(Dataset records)
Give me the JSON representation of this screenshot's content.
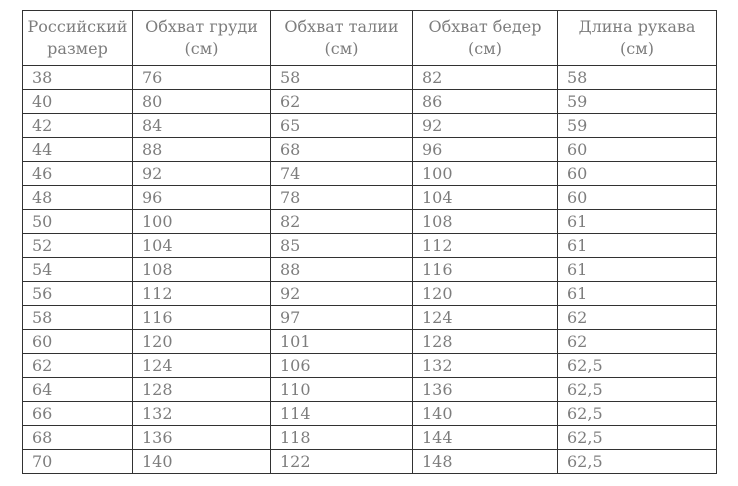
{
  "colors": {
    "background": "#ffffff",
    "text": "#7d7d7d",
    "border": "#323232"
  },
  "chart_data": {
    "type": "table",
    "columns": [
      "Российский размер",
      "Обхват груди (см)",
      "Обхват талии (см)",
      "Обхват бедер (см)",
      "Длина рукава (см)"
    ],
    "header_lines": [
      {
        "line1": "Российский",
        "line2": "размер"
      },
      {
        "line1": "Обхват груди",
        "line2": "(см)"
      },
      {
        "line1": "Обхват талии",
        "line2": "(см)"
      },
      {
        "line1": "Обхват бедер",
        "line2": "(см)"
      },
      {
        "line1": "Длина рукава",
        "line2": "(см)"
      }
    ],
    "rows": [
      [
        "38",
        "76",
        "58",
        "82",
        "58"
      ],
      [
        "40",
        "80",
        "62",
        "86",
        "59"
      ],
      [
        "42",
        "84",
        "65",
        "92",
        "59"
      ],
      [
        "44",
        "88",
        "68",
        "96",
        "60"
      ],
      [
        "46",
        "92",
        "74",
        "100",
        "60"
      ],
      [
        "48",
        "96",
        "78",
        "104",
        "60"
      ],
      [
        "50",
        "100",
        "82",
        "108",
        "61"
      ],
      [
        "52",
        "104",
        "85",
        "112",
        "61"
      ],
      [
        "54",
        "108",
        "88",
        "116",
        "61"
      ],
      [
        "56",
        "112",
        "92",
        "120",
        "61"
      ],
      [
        "58",
        "116",
        "97",
        "124",
        "62"
      ],
      [
        "60",
        "120",
        "101",
        "128",
        "62"
      ],
      [
        "62",
        "124",
        "106",
        "132",
        "62,5"
      ],
      [
        "64",
        "128",
        "110",
        "136",
        "62,5"
      ],
      [
        "66",
        "132",
        "114",
        "140",
        "62,5"
      ],
      [
        "68",
        "136",
        "118",
        "144",
        "62,5"
      ],
      [
        "70",
        "140",
        "122",
        "148",
        "62,5"
      ]
    ]
  }
}
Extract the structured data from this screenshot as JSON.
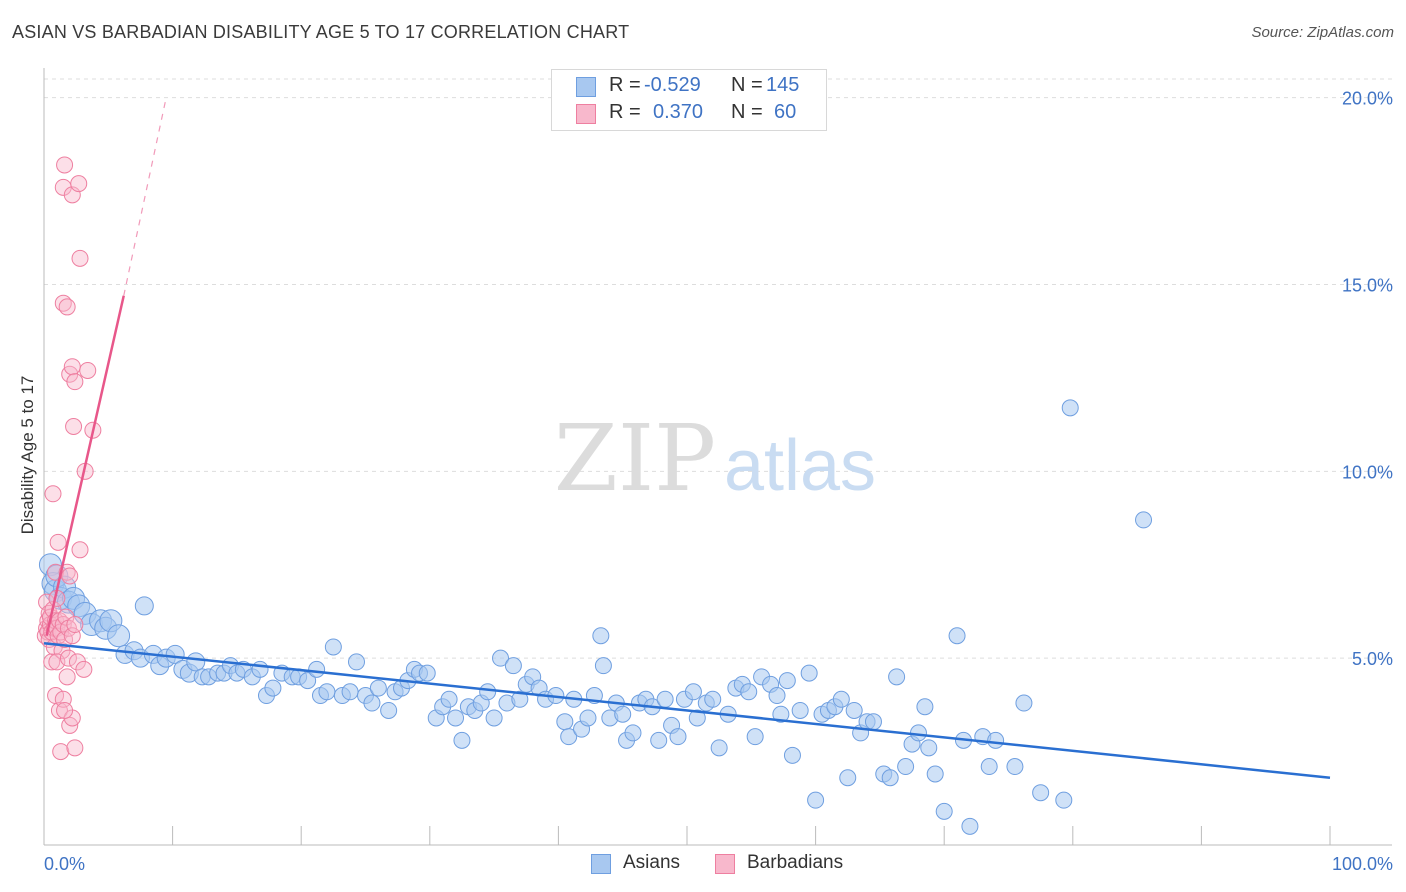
{
  "title": "ASIAN VS BARBADIAN DISABILITY AGE 5 TO 17 CORRELATION CHART",
  "source": "Source: ZipAtlas.com",
  "watermark": {
    "zip": "ZIP",
    "atlas": "atlas"
  },
  "legend_top": {
    "rows": [
      {
        "r_label": "R =",
        "r_value": "-0.529",
        "n_label": "N =",
        "n_value": "145"
      },
      {
        "r_label": "R =",
        "r_value": "0.370",
        "n_label": "N =",
        "n_value": "60"
      }
    ]
  },
  "legend_bottom": {
    "asians": "Asians",
    "barbadians": "Barbadians"
  },
  "colors": {
    "asian_fill": "#a8c8f0",
    "asian_stroke": "#6f9fe0",
    "asian_line": "#2a6fd1",
    "barb_fill": "#f8b8cc",
    "barb_stroke": "#ee7fa0",
    "barb_line": "#e8578a",
    "tick_label": "#3f73c4",
    "grid": "#dddddd"
  },
  "chart_data": {
    "type": "scatter",
    "title": "ASIAN VS BARBADIAN DISABILITY AGE 5 TO 17 CORRELATION CHART",
    "xlabel": "",
    "ylabel": "Disability Age 5 to 17",
    "xlim": [
      0,
      100
    ],
    "ylim": [
      0,
      20.5
    ],
    "x_tick_labels": [
      "0.0%",
      "100.0%"
    ],
    "y_ticks": [
      5,
      10,
      15,
      20
    ],
    "y_tick_labels": [
      "5.0%",
      "10.0%",
      "15.0%",
      "20.0%"
    ],
    "series": [
      {
        "name": "Asians",
        "r": -0.529,
        "n": 145,
        "trend": {
          "x": [
            0,
            100
          ],
          "y": [
            5.4,
            1.8
          ],
          "style": "solid"
        },
        "points": [
          [
            0.5,
            7.5
          ],
          [
            0.7,
            7.0
          ],
          [
            0.9,
            6.8
          ],
          [
            1.0,
            7.2
          ],
          [
            1.3,
            6.6
          ],
          [
            1.6,
            6.9
          ],
          [
            1.9,
            6.5
          ],
          [
            2.3,
            6.6
          ],
          [
            2.7,
            6.4
          ],
          [
            3.2,
            6.2
          ],
          [
            3.7,
            5.9
          ],
          [
            4.4,
            6.0
          ],
          [
            4.8,
            5.8
          ],
          [
            5.2,
            6.0
          ],
          [
            5.8,
            5.6
          ],
          [
            6.3,
            5.1
          ],
          [
            7.0,
            5.2
          ],
          [
            7.5,
            5.0
          ],
          [
            7.8,
            6.4
          ],
          [
            8.5,
            5.1
          ],
          [
            9.0,
            4.8
          ],
          [
            9.5,
            5.0
          ],
          [
            10.2,
            5.1
          ],
          [
            10.8,
            4.7
          ],
          [
            11.3,
            4.6
          ],
          [
            11.8,
            4.9
          ],
          [
            12.3,
            4.5
          ],
          [
            12.8,
            4.5
          ],
          [
            13.5,
            4.6
          ],
          [
            14.0,
            4.6
          ],
          [
            14.5,
            4.8
          ],
          [
            15.0,
            4.6
          ],
          [
            15.5,
            4.7
          ],
          [
            16.2,
            4.5
          ],
          [
            16.8,
            4.7
          ],
          [
            17.3,
            4.0
          ],
          [
            17.8,
            4.2
          ],
          [
            18.5,
            4.6
          ],
          [
            19.3,
            4.5
          ],
          [
            19.8,
            4.5
          ],
          [
            20.5,
            4.4
          ],
          [
            21.2,
            4.7
          ],
          [
            21.5,
            4.0
          ],
          [
            22.0,
            4.1
          ],
          [
            22.5,
            5.3
          ],
          [
            23.2,
            4.0
          ],
          [
            23.8,
            4.1
          ],
          [
            24.3,
            4.9
          ],
          [
            25.0,
            4.0
          ],
          [
            25.5,
            3.8
          ],
          [
            26.0,
            4.2
          ],
          [
            26.8,
            3.6
          ],
          [
            27.3,
            4.1
          ],
          [
            27.8,
            4.2
          ],
          [
            28.3,
            4.4
          ],
          [
            28.8,
            4.7
          ],
          [
            29.2,
            4.6
          ],
          [
            29.8,
            4.6
          ],
          [
            30.5,
            3.4
          ],
          [
            31.0,
            3.7
          ],
          [
            31.5,
            3.9
          ],
          [
            32.0,
            3.4
          ],
          [
            32.5,
            2.8
          ],
          [
            33.0,
            3.7
          ],
          [
            33.5,
            3.6
          ],
          [
            34.0,
            3.8
          ],
          [
            34.5,
            4.1
          ],
          [
            35.0,
            3.4
          ],
          [
            35.5,
            5.0
          ],
          [
            36.0,
            3.8
          ],
          [
            36.5,
            4.8
          ],
          [
            37.0,
            3.9
          ],
          [
            37.5,
            4.3
          ],
          [
            38.0,
            4.5
          ],
          [
            38.5,
            4.2
          ],
          [
            39.0,
            3.9
          ],
          [
            39.8,
            4.0
          ],
          [
            40.5,
            3.3
          ],
          [
            40.8,
            2.9
          ],
          [
            41.2,
            3.9
          ],
          [
            41.8,
            3.1
          ],
          [
            42.3,
            3.4
          ],
          [
            42.8,
            4.0
          ],
          [
            43.3,
            5.6
          ],
          [
            43.5,
            4.8
          ],
          [
            44.0,
            3.4
          ],
          [
            44.5,
            3.8
          ],
          [
            45.0,
            3.5
          ],
          [
            45.3,
            2.8
          ],
          [
            45.8,
            3.0
          ],
          [
            46.3,
            3.8
          ],
          [
            46.8,
            3.9
          ],
          [
            47.3,
            3.7
          ],
          [
            47.8,
            2.8
          ],
          [
            48.3,
            3.9
          ],
          [
            48.8,
            3.2
          ],
          [
            49.3,
            2.9
          ],
          [
            49.8,
            3.9
          ],
          [
            50.5,
            4.1
          ],
          [
            50.8,
            3.4
          ],
          [
            51.5,
            3.8
          ],
          [
            52.0,
            3.9
          ],
          [
            52.5,
            2.6
          ],
          [
            53.2,
            3.5
          ],
          [
            53.8,
            4.2
          ],
          [
            54.3,
            4.3
          ],
          [
            54.8,
            4.1
          ],
          [
            55.3,
            2.9
          ],
          [
            55.8,
            4.5
          ],
          [
            56.5,
            4.3
          ],
          [
            57.0,
            4.0
          ],
          [
            57.3,
            3.5
          ],
          [
            57.8,
            4.4
          ],
          [
            58.2,
            2.4
          ],
          [
            58.8,
            3.6
          ],
          [
            59.5,
            4.6
          ],
          [
            60.0,
            1.2
          ],
          [
            60.5,
            3.5
          ],
          [
            61.0,
            3.6
          ],
          [
            61.5,
            3.7
          ],
          [
            62.0,
            3.9
          ],
          [
            62.5,
            1.8
          ],
          [
            63.0,
            3.6
          ],
          [
            63.5,
            3.0
          ],
          [
            64.0,
            3.3
          ],
          [
            64.5,
            3.3
          ],
          [
            65.3,
            1.9
          ],
          [
            65.8,
            1.8
          ],
          [
            66.3,
            4.5
          ],
          [
            67.0,
            2.1
          ],
          [
            67.5,
            2.7
          ],
          [
            68.0,
            3.0
          ],
          [
            68.5,
            3.7
          ],
          [
            68.8,
            2.6
          ],
          [
            69.3,
            1.9
          ],
          [
            70.0,
            0.9
          ],
          [
            71.0,
            5.6
          ],
          [
            71.5,
            2.8
          ],
          [
            72.0,
            0.5
          ],
          [
            73.0,
            2.9
          ],
          [
            73.5,
            2.1
          ],
          [
            74.0,
            2.8
          ],
          [
            75.5,
            2.1
          ],
          [
            76.2,
            3.8
          ],
          [
            77.5,
            1.4
          ],
          [
            79.3,
            1.2
          ],
          [
            79.8,
            11.7
          ],
          [
            85.5,
            8.7
          ]
        ]
      },
      {
        "name": "Barbadians",
        "r": 0.37,
        "n": 60,
        "trend": {
          "x": [
            0.2,
            6.2
          ],
          "y": [
            5.6,
            14.7
          ],
          "style": "solid",
          "extension": {
            "x": [
              6.2,
              9.5
            ],
            "y": [
              14.7,
              20.0
            ],
            "style": "dashed"
          }
        },
        "points": [
          [
            0.1,
            5.6
          ],
          [
            0.2,
            6.5
          ],
          [
            0.2,
            5.8
          ],
          [
            0.3,
            6.0
          ],
          [
            0.3,
            5.7
          ],
          [
            0.4,
            6.2
          ],
          [
            0.4,
            5.5
          ],
          [
            0.5,
            5.9
          ],
          [
            0.5,
            6.1
          ],
          [
            0.6,
            5.7
          ],
          [
            0.6,
            4.9
          ],
          [
            0.7,
            6.3
          ],
          [
            0.8,
            5.8
          ],
          [
            0.8,
            5.3
          ],
          [
            0.9,
            6.0
          ],
          [
            0.9,
            7.3
          ],
          [
            1.0,
            5.8
          ],
          [
            1.0,
            6.6
          ],
          [
            1.1,
            5.6
          ],
          [
            1.2,
            6.0
          ],
          [
            1.3,
            5.7
          ],
          [
            1.4,
            5.2
          ],
          [
            1.5,
            5.9
          ],
          [
            1.6,
            5.5
          ],
          [
            1.7,
            6.1
          ],
          [
            1.8,
            7.3
          ],
          [
            1.9,
            5.8
          ],
          [
            2.0,
            7.2
          ],
          [
            2.2,
            5.6
          ],
          [
            2.4,
            5.9
          ],
          [
            0.7,
            9.4
          ],
          [
            1.1,
            8.1
          ],
          [
            2.8,
            7.9
          ],
          [
            1.5,
            14.5
          ],
          [
            2.0,
            12.6
          ],
          [
            2.2,
            12.8
          ],
          [
            2.4,
            12.4
          ],
          [
            3.2,
            10.0
          ],
          [
            1.5,
            17.6
          ],
          [
            1.6,
            18.2
          ],
          [
            2.2,
            17.4
          ],
          [
            2.7,
            17.7
          ],
          [
            2.8,
            15.7
          ],
          [
            3.4,
            12.7
          ],
          [
            3.8,
            11.1
          ],
          [
            2.3,
            11.2
          ],
          [
            1.8,
            14.4
          ],
          [
            0.9,
            4.0
          ],
          [
            1.2,
            3.6
          ],
          [
            1.3,
            2.5
          ],
          [
            1.5,
            3.9
          ],
          [
            1.8,
            4.5
          ],
          [
            2.0,
            3.2
          ],
          [
            2.2,
            3.4
          ],
          [
            2.4,
            2.6
          ],
          [
            1.0,
            4.9
          ],
          [
            1.6,
            3.6
          ],
          [
            1.9,
            5.0
          ],
          [
            2.6,
            4.9
          ],
          [
            3.1,
            4.7
          ]
        ]
      }
    ]
  }
}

Written problem = Copy out every line of the listing that includes the string "Российский".

Answer to the exercise =
      "Российский размер",
        "line1": "Российский",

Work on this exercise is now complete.